INSTRUCTIONS TO FOLLOW: No images are to be carried over; print all other material exactly as it stands.

RECORDS FOR THE TASK:
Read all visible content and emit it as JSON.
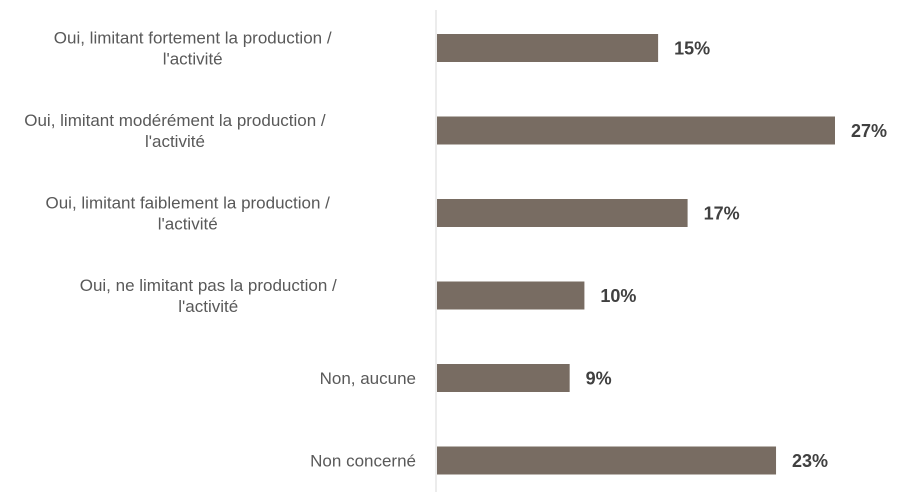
{
  "chart_data": {
    "type": "bar",
    "orientation": "horizontal",
    "categories": [
      [
        "Oui, limitant fortement la production /",
        "l'activité"
      ],
      [
        "Oui, limitant modérément la production /",
        "l'activité"
      ],
      [
        "Oui, limitant faiblement la production /",
        "l'activité"
      ],
      [
        "Oui, ne limitant pas la production /",
        "l'activité"
      ],
      [
        "Non, aucune"
      ],
      [
        "Non concerné"
      ]
    ],
    "values": [
      15,
      27,
      17,
      10,
      9,
      23
    ],
    "value_labels": [
      "15%",
      "27%",
      "17%",
      "10%",
      "9%",
      "23%"
    ],
    "unit": "%",
    "xlim": [
      0,
      27
    ],
    "bar_color": "#786c62",
    "axis_color": "#d9d9d9",
    "grid": false,
    "legend": "none",
    "title": "",
    "xlabel": "",
    "ylabel": ""
  }
}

THE RESPONSE:
Read all visible content and emit it as JSON.
{
  "chart_data": {
    "type": "bar",
    "orientation": "horizontal",
    "categories": [
      [
        "Oui, limitant fortement la production /",
        "l'activité"
      ],
      [
        "Oui, limitant modérément la production /",
        "l'activité"
      ],
      [
        "Oui, limitant faiblement la production /",
        "l'activité"
      ],
      [
        "Oui, ne limitant pas la production /",
        "l'activité"
      ],
      [
        "Non, aucune"
      ],
      [
        "Non concerné"
      ]
    ],
    "values": [
      15,
      27,
      17,
      10,
      9,
      23
    ],
    "value_labels": [
      "15%",
      "27%",
      "17%",
      "10%",
      "9%",
      "23%"
    ],
    "unit": "%",
    "xlim": [
      0,
      27
    ],
    "bar_color": "#786c62",
    "axis_color": "#d9d9d9",
    "grid": false,
    "legend": "none",
    "title": "",
    "xlabel": "",
    "ylabel": ""
  }
}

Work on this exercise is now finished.